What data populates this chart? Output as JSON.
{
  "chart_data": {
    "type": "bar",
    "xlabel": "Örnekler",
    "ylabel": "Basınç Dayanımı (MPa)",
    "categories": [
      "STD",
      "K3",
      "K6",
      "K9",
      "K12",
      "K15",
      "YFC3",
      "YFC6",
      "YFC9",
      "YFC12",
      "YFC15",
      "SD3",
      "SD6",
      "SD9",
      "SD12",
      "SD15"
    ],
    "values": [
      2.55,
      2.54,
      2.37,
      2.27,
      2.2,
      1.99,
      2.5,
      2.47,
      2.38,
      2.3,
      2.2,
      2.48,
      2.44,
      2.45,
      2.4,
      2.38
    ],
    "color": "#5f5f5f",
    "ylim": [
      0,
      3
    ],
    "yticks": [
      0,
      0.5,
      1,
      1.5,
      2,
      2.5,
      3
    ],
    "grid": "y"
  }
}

=====

- Required task -
Above are the records; retype them all without a single difference.

- Right answer -
What data populates this chart? Output as JSON.
{
  "chart_data": {
    "type": "bar",
    "xlabel": "Örnekler",
    "ylabel": "Basınç Dayanımı (MPa)",
    "categories": [
      "STD",
      "K3",
      "K6",
      "K9",
      "K12",
      "K15",
      "YFC3",
      "YFC6",
      "YFC9",
      "YFC12",
      "YFC15",
      "SD3",
      "SD6",
      "SD9",
      "SD12",
      "SD15"
    ],
    "values": [
      2.55,
      2.54,
      2.37,
      2.27,
      2.2,
      1.99,
      2.5,
      2.47,
      2.38,
      2.3,
      2.2,
      2.48,
      2.44,
      2.45,
      2.4,
      2.38
    ],
    "color": "#5f5f5f",
    "ylim": [
      0,
      3
    ],
    "yticks": [
      0,
      0.5,
      1,
      1.5,
      2,
      2.5,
      3
    ],
    "grid": "y"
  }
}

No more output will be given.